_Exercise task:_ Show every line in the records below that contains the word "热点材料".

[Stored records]
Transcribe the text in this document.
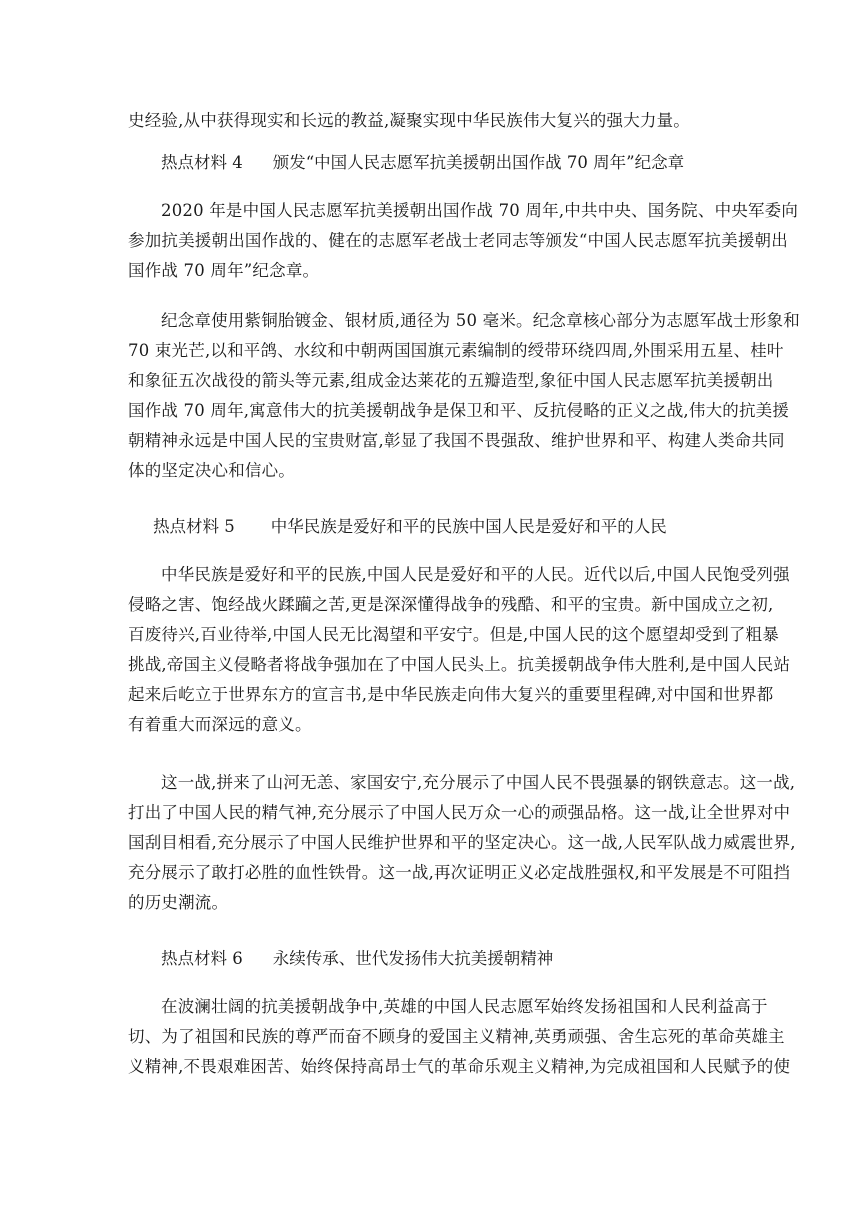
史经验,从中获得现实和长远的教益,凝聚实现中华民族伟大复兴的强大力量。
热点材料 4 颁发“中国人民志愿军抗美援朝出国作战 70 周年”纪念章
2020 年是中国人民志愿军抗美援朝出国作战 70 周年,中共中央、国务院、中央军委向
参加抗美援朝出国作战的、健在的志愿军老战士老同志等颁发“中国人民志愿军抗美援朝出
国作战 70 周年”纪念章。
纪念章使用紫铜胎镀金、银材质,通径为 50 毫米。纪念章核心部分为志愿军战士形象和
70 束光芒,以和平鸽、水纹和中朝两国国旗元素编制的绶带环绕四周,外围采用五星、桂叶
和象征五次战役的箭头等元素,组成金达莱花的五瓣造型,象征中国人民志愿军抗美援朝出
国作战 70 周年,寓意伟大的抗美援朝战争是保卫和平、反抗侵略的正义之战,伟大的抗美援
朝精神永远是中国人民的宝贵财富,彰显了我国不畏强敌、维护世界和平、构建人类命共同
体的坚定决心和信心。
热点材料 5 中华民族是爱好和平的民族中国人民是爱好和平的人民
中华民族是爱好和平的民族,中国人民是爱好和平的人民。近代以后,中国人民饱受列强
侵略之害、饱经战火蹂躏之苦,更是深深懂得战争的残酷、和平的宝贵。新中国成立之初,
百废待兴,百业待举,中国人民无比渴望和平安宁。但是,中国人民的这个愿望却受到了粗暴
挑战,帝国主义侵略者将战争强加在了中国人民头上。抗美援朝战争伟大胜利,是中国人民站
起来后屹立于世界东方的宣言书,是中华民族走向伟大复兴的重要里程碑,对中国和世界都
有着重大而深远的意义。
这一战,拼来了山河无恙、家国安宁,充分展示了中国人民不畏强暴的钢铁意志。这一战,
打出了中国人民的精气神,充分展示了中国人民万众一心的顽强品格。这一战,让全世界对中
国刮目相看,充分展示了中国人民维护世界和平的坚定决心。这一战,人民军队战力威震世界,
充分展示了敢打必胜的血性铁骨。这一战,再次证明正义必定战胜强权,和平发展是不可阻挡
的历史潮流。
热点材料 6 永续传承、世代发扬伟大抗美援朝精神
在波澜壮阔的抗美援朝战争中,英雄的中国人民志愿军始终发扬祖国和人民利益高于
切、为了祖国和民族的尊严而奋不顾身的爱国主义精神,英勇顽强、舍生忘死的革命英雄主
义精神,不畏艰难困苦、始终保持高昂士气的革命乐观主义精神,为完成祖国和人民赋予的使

_Solution:_
热点材料 4 颁发“中国人民志愿军抗美援朝出国作战 70 周年”纪念章
热点材料 5 中华民族是爱好和平的民族中国人民是爱好和平的人民
热点材料 6 永续传承、世代发扬伟大抗美援朝精神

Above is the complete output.